• _Problem statement_:
Examine the entries and show every line in which the word "JSON" is found.
— start Given entries —
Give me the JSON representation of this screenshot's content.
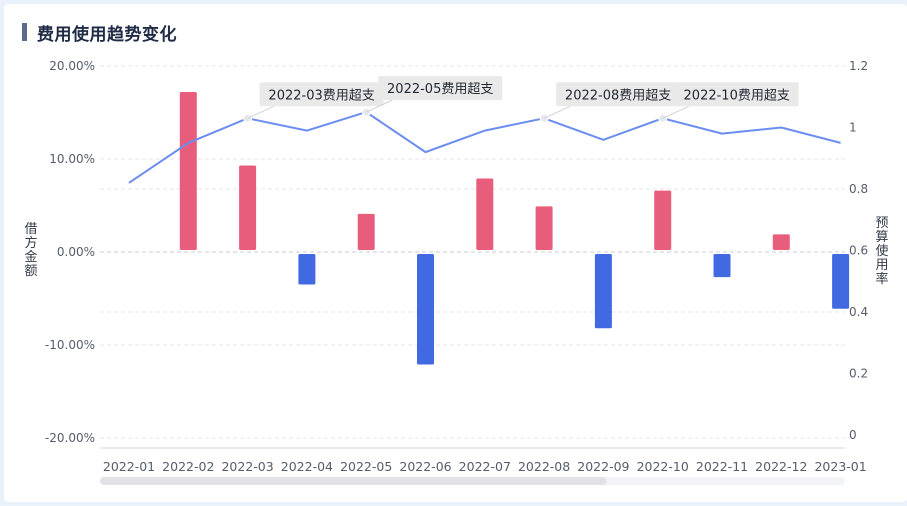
{
  "page_title": "费用使用趋势变化",
  "colors": {
    "positive_bar": "#e95d7c",
    "negative_bar": "#4169e1",
    "line": "#6b8def",
    "grid": "#e3e6ec",
    "axis_text": "#555d6b",
    "callout_bg": "#e9e9ea",
    "scrollbar_track": "#f3f4f6",
    "scrollbar_thumb": "#e1e2e6"
  },
  "chart_data": {
    "type": "bar",
    "categories": [
      "2022-01",
      "2022-02",
      "2022-03",
      "2022-04",
      "2022-05",
      "2022-06",
      "2022-07",
      "2022-08",
      "2022-09",
      "2022-10",
      "2022-11",
      "2022-12",
      "2023-01"
    ],
    "series": [
      {
        "axis": "left",
        "type": "bar",
        "values": [
          0,
          17.2,
          9.3,
          -3.5,
          4.1,
          -12.1,
          7.9,
          4.9,
          -8.2,
          6.6,
          -2.7,
          1.9,
          -6.1
        ]
      },
      {
        "axis": "right",
        "type": "line",
        "values": [
          0.82,
          0.95,
          1.03,
          0.99,
          1.05,
          0.92,
          0.99,
          1.03,
          0.96,
          1.03,
          0.98,
          1.0,
          0.95
        ]
      }
    ],
    "ylabel": "借方金额",
    "ylabel_right": "预算使用率",
    "ylim": [
      -20,
      20
    ],
    "ylim_right": [
      0,
      1.2
    ],
    "yticks": [
      "20.00%",
      "10.00%",
      "0.00%",
      "-10.00%",
      "-20.00%"
    ],
    "yticks_right": [
      "1.2",
      "1",
      "0.8",
      "0.6",
      "0.4",
      "0.2",
      "0"
    ],
    "annotations": [
      {
        "category": "2022-03",
        "text": "2022-03费用超支"
      },
      {
        "category": "2022-05",
        "text": "2022-05费用超支"
      },
      {
        "category": "2022-08",
        "text": "2022-08费用超支"
      },
      {
        "category": "2022-10",
        "text": "2022-10费用超支"
      }
    ],
    "grid": true
  },
  "scrollbar": {
    "position": 0,
    "visible_fraction": 0.68
  }
}
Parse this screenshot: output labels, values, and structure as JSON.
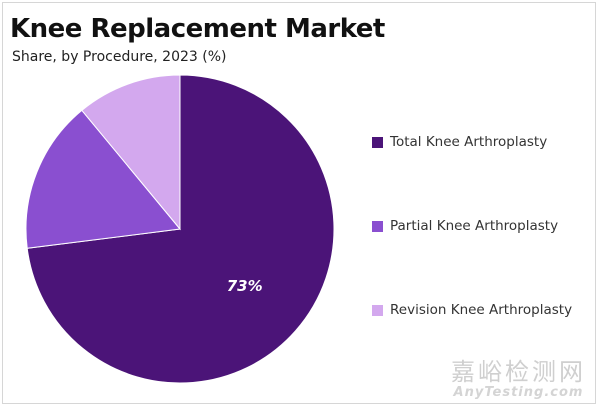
{
  "title": "Knee Replacement Market",
  "subtitle": "Share, by Procedure, 2023 (%)",
  "chart_data": {
    "type": "pie",
    "title": "Knee Replacement Market",
    "subtitle": "Share, by Procedure, 2023 (%)",
    "legend_position": "right",
    "slices": [
      {
        "label": "Total Knee Arthroplasty",
        "value": 73,
        "color": "#4b1478",
        "show_label": "73%"
      },
      {
        "label": "Partial Knee Arthroplasty",
        "value": 16,
        "color": "#8a4fd0",
        "show_label": ""
      },
      {
        "label": "Revision Knee Arthroplasty",
        "value": 11,
        "color": "#d3a8ee",
        "show_label": ""
      }
    ]
  },
  "watermark": {
    "chinese": "嘉峪检测网",
    "english": "AnyTesting.com"
  }
}
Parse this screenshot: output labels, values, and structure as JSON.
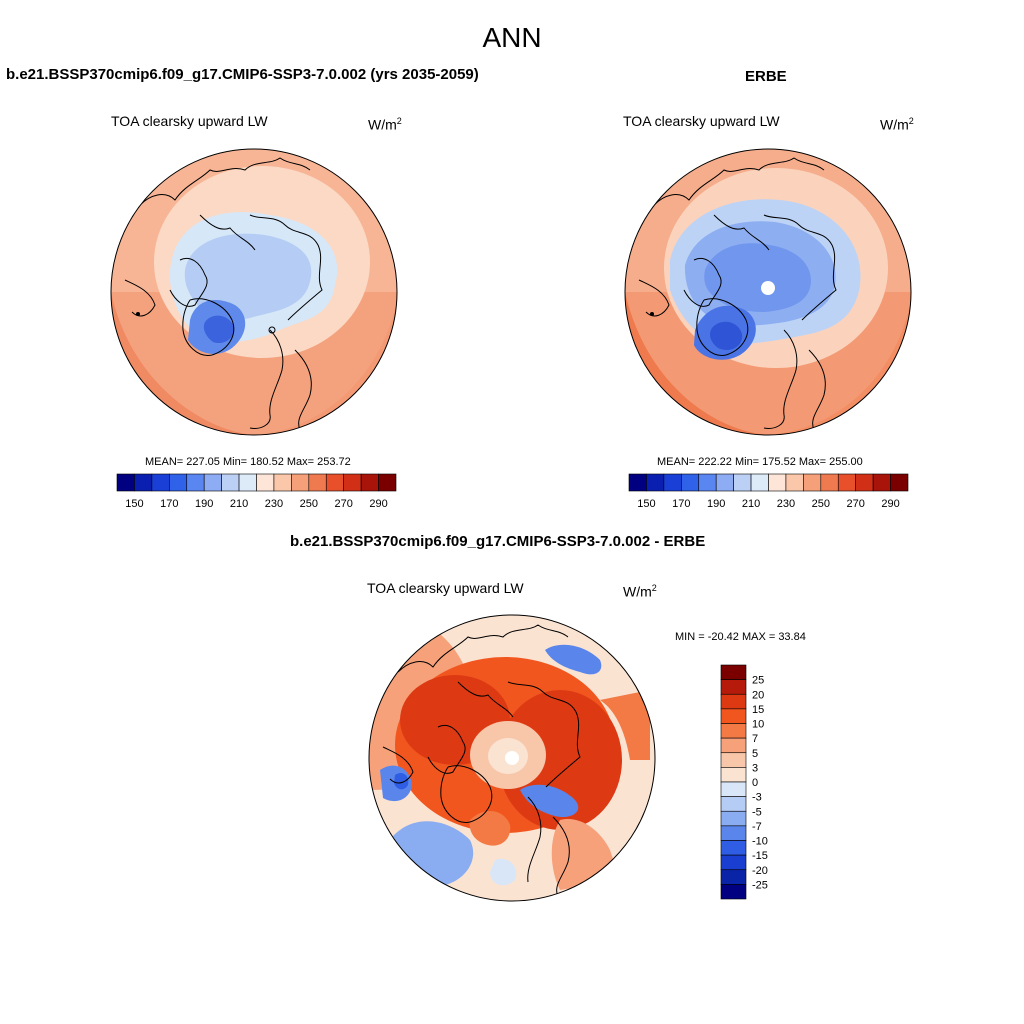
{
  "page_title": "ANN",
  "panels": [
    {
      "title": "b.e21.BSSP370cmip6.f09_g17.CMIP6-SSP3-7.0.002 (yrs 2035-2059)",
      "variable": "TOA clearsky upward LW",
      "units_base": "W/m",
      "units_exp": "2",
      "stats": "MEAN= 227.05  Min= 180.52  Max= 253.72",
      "colorbar_labels": [
        "150",
        "170",
        "190",
        "210",
        "230",
        "250",
        "270",
        "290"
      ]
    },
    {
      "title": "ERBE",
      "variable": "TOA clearsky upward LW",
      "units_base": "W/m",
      "units_exp": "2",
      "stats": "MEAN= 222.22  Min= 175.52  Max= 255.00",
      "colorbar_labels": [
        "150",
        "170",
        "190",
        "210",
        "230",
        "250",
        "270",
        "290"
      ]
    },
    {
      "title": "b.e21.BSSP370cmip6.f09_g17.CMIP6-SSP3-7.0.002 - ERBE",
      "variable": "TOA clearsky upward LW",
      "units_base": "W/m",
      "units_exp": "2",
      "stats": "MIN = -20.42 MAX =  33.84",
      "colorbar_labels": [
        "25",
        "20",
        "15",
        "10",
        "7",
        "5",
        "3",
        "0",
        "-3",
        "-5",
        "-7",
        "-10",
        "-15",
        "-20",
        "-25"
      ]
    }
  ],
  "colors": {
    "abs_scale": [
      "#000080",
      "#0a1fb0",
      "#1a3fd6",
      "#2f62e8",
      "#5a86f2",
      "#8eacf4",
      "#bcd0f6",
      "#ddeaf8",
      "#fde5d8",
      "#fbc7aa",
      "#f6a07a",
      "#f07a50",
      "#e8502c",
      "#d23016",
      "#a8140a",
      "#7a0000"
    ],
    "diff_scale": [
      "#7a0000",
      "#b51a0a",
      "#dd3a14",
      "#f2561f",
      "#f37a45",
      "#f6a17a",
      "#f8c6a8",
      "#fbe3d2",
      "#d9e6f8",
      "#b5ccf5",
      "#8aacf1",
      "#5a86ec",
      "#2f5ee4",
      "#1a3fd0",
      "#0a24a8",
      "#000080"
    ]
  }
}
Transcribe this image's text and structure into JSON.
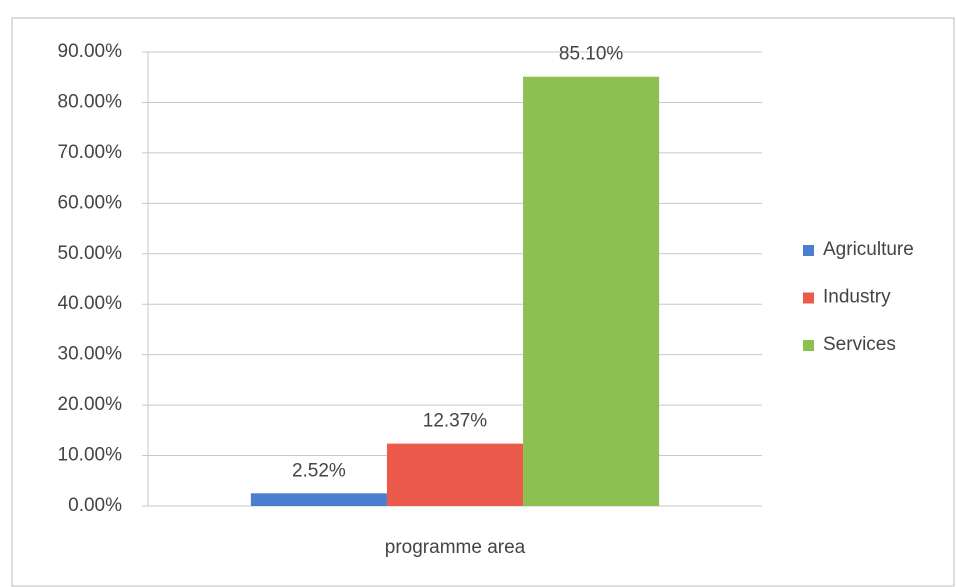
{
  "chart_data": {
    "type": "bar",
    "categories": [
      "programme area"
    ],
    "series": [
      {
        "name": "Agriculture",
        "color": "#4a7fd0",
        "values": [
          2.52
        ],
        "value_labels": [
          "2.52%"
        ]
      },
      {
        "name": "Industry",
        "color": "#ec5a4b",
        "values": [
          12.37
        ],
        "value_labels": [
          "12.37%"
        ]
      },
      {
        "name": "Services",
        "color": "#8cc152",
        "values": [
          85.1
        ],
        "value_labels": [
          "85.10%"
        ]
      }
    ],
    "ylim": [
      0,
      90
    ],
    "yticks": [
      {
        "value": 0,
        "label": "0.00%"
      },
      {
        "value": 10,
        "label": "10.00%"
      },
      {
        "value": 20,
        "label": "20.00%"
      },
      {
        "value": 30,
        "label": "30.00%"
      },
      {
        "value": 40,
        "label": "40.00%"
      },
      {
        "value": 50,
        "label": "50.00%"
      },
      {
        "value": 60,
        "label": "60.00%"
      },
      {
        "value": 70,
        "label": "70.00%"
      },
      {
        "value": 80,
        "label": "80.00%"
      },
      {
        "value": 90,
        "label": "90.00%"
      }
    ],
    "grid": true,
    "legend": "right"
  }
}
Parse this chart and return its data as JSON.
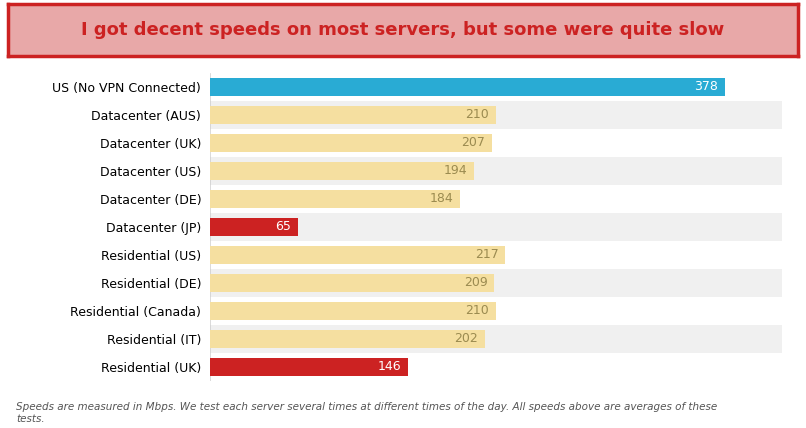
{
  "title": "I got decent speeds on most servers, but some were quite slow",
  "categories": [
    "US (No VPN Connected)",
    "Datacenter (AUS)",
    "Datacenter (UK)",
    "Datacenter (US)",
    "Datacenter (DE)",
    "Datacenter (JP)",
    "Residential (US)",
    "Residential (DE)",
    "Residential (Canada)",
    "Residential (IT)",
    "Residential (UK)"
  ],
  "values": [
    378,
    210,
    207,
    194,
    184,
    65,
    217,
    209,
    210,
    202,
    146
  ],
  "bar_colors": [
    "#29ABD4",
    "#F5DFA0",
    "#F5DFA0",
    "#F5DFA0",
    "#F5DFA0",
    "#CC2222",
    "#F5DFA0",
    "#F5DFA0",
    "#F5DFA0",
    "#F5DFA0",
    "#CC2222"
  ],
  "value_label_colors": [
    "#ffffff",
    "#9B8B50",
    "#9B8B50",
    "#9B8B50",
    "#9B8B50",
    "#ffffff",
    "#9B8B50",
    "#9B8B50",
    "#9B8B50",
    "#9B8B50",
    "#ffffff"
  ],
  "row_bg_colors": [
    "#ffffff",
    "#f0f0f0",
    "#ffffff",
    "#f0f0f0",
    "#ffffff",
    "#f0f0f0",
    "#ffffff",
    "#f0f0f0",
    "#ffffff",
    "#f0f0f0",
    "#ffffff"
  ],
  "xlim": [
    0,
    420
  ],
  "title_bg_color": "#E8A8A8",
  "title_border_color": "#CC2222",
  "title_text_color": "#CC2222",
  "footnote": "Speeds are measured in Mbps. We test each server several times at different times of the day. All speeds above are averages of these\ntests.",
  "background_color": "#ffffff",
  "label_fontsize": 9,
  "value_fontsize": 9,
  "title_fontsize": 13
}
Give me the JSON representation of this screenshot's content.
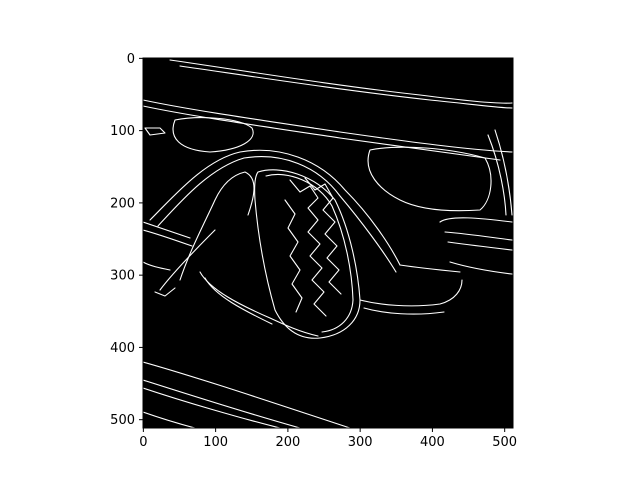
{
  "chart_data": {
    "type": "image",
    "title": "",
    "xlabel": "",
    "ylabel": "",
    "xlim": [
      0,
      511
    ],
    "ylim": [
      511,
      0
    ],
    "x_ticks": [
      0,
      100,
      200,
      300,
      400,
      500
    ],
    "y_ticks": [
      0,
      100,
      200,
      300,
      400,
      500
    ],
    "grid": false,
    "colormap": "gray",
    "background_color": "#000000",
    "edge_color": "#ffffff"
  }
}
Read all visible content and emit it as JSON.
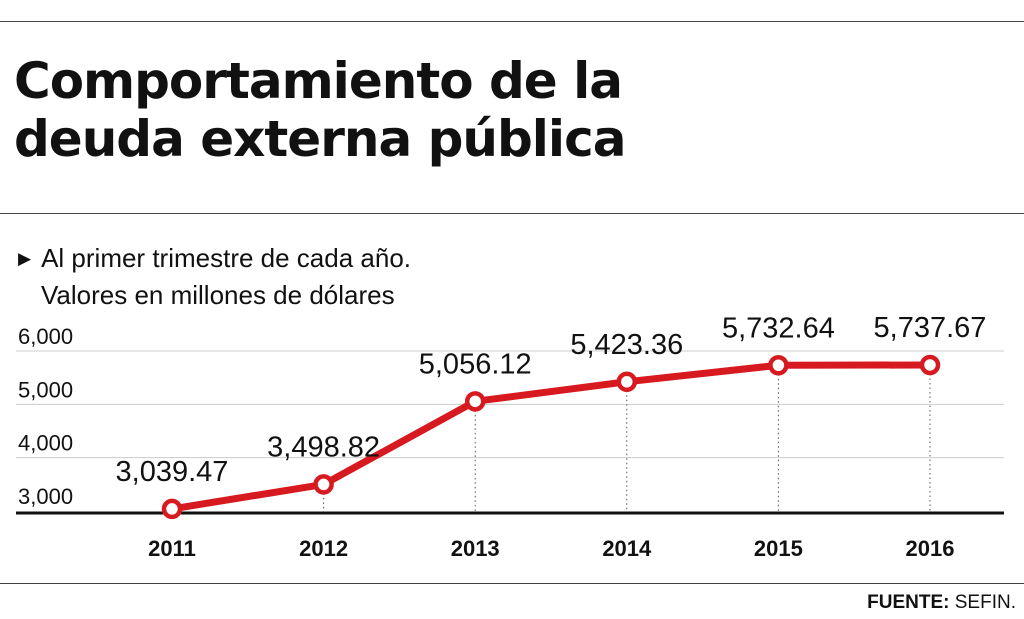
{
  "header": {
    "title_line1": "Comportamiento de la",
    "title_line2": "deuda externa pública",
    "subtitle_marker": "▶",
    "subtitle_line1": "Al primer trimestre de cada año.",
    "subtitle_line2": "Valores en millones de dólares"
  },
  "footer": {
    "source_label": "FUENTE:",
    "source_value": " SEFIN."
  },
  "colors": {
    "line": "#d71920",
    "marker_fill": "#ffffff",
    "grid": "#cccccc",
    "axis": "#111111",
    "text": "#111111"
  },
  "chart_data": {
    "type": "line",
    "title": "Comportamiento de la deuda externa pública",
    "subtitle": "Al primer trimestre de cada año. Valores en millones de dólares",
    "xlabel": "",
    "ylabel": "",
    "x": [
      "2011",
      "2012",
      "2013",
      "2014",
      "2015",
      "2016"
    ],
    "series": [
      {
        "values": [
          3039.47,
          3498.82,
          5056.12,
          5423.36,
          5732.64,
          5737.67
        ],
        "labels": [
          "3,039.47",
          "3,498.82",
          "5,056.12",
          "5,423.36",
          "5,732.64",
          "5,737.67"
        ]
      }
    ],
    "yticks": [
      3000,
      4000,
      5000,
      6000
    ],
    "ytick_labels": [
      "3,000",
      "4,000",
      "5,000",
      "6,000"
    ],
    "ylim": [
      3000,
      6000
    ],
    "grid": true,
    "legend": "none"
  }
}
— end Given entries —
• _In response_:
Give me the JSON representation of this screenshot's content.
Parse this screenshot: output labels, values, and structure as JSON.
Parse this screenshot: output labels, values, and structure as JSON.
Transcribe this image's text and structure into JSON.
Parse this chart and return its data as JSON.
Give me the JSON representation of this screenshot's content.
Read all visible content and emit it as JSON.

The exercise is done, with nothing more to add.